* [WHAT TO PRODUCE]: Report the count of lines below in which the string "people" occurs; include nothing else.

* [DATA IN THIS EXERCISE]:
◆ ◆ ◆ ◆ ◆

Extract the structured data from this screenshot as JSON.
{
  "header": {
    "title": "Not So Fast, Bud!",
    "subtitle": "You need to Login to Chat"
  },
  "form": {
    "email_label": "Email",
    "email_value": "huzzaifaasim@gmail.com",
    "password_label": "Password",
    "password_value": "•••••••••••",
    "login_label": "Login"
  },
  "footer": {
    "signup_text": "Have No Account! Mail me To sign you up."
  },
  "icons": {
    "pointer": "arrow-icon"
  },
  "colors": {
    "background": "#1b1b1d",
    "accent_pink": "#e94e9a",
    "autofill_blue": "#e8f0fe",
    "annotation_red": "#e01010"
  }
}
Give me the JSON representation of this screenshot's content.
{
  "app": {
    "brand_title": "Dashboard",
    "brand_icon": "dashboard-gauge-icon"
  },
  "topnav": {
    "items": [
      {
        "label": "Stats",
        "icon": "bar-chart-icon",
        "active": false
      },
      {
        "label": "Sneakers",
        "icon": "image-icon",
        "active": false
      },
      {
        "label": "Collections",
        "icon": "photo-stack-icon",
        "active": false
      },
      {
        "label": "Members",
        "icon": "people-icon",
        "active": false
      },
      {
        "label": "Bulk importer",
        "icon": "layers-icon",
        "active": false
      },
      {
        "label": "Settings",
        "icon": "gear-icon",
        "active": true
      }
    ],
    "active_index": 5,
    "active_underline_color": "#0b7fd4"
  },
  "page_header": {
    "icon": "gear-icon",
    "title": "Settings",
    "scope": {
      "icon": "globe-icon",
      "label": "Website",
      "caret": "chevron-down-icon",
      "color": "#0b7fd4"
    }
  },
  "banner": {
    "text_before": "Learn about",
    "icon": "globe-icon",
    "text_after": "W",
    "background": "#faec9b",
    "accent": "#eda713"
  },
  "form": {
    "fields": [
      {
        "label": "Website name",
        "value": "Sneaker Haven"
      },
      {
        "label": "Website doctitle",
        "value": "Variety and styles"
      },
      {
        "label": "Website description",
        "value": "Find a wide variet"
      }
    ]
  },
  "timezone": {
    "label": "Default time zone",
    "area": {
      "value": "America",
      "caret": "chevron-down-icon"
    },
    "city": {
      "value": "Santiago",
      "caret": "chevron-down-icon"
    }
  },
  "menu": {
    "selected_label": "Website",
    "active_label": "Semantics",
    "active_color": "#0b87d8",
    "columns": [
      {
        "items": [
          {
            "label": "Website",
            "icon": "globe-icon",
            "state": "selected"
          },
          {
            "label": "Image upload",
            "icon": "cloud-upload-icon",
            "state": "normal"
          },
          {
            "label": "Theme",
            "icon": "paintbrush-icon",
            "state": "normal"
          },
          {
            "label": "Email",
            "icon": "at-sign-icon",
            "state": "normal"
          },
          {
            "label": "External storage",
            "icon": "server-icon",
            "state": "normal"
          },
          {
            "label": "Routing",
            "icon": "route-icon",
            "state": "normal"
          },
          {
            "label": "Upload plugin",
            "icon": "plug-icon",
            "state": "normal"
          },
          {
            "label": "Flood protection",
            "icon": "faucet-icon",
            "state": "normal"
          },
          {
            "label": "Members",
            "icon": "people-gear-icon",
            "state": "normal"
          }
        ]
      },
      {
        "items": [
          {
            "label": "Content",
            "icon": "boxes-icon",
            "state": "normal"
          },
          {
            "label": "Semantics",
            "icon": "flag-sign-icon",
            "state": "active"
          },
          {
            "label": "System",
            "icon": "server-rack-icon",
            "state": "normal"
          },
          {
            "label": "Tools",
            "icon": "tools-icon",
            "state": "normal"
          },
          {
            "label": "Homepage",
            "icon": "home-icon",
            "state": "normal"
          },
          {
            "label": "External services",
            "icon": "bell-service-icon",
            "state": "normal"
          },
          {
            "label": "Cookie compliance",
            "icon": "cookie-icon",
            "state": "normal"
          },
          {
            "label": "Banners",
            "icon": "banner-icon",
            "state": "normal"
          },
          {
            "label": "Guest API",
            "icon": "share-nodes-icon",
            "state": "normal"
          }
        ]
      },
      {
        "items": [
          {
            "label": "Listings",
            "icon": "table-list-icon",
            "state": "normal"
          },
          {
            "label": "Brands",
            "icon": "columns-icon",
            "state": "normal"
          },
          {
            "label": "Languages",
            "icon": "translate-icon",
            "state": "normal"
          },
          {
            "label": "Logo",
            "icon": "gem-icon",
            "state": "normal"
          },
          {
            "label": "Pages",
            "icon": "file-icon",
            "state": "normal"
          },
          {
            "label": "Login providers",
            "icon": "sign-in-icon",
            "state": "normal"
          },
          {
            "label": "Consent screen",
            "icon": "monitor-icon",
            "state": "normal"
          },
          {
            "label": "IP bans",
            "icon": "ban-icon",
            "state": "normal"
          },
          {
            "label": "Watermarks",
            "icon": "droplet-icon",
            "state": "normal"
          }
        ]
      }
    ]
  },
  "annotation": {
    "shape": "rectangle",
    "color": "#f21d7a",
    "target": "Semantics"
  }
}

◆ ◆ ◆ ◆ ◆

* [SOLUTION FOR THIS PROBLEM]: 2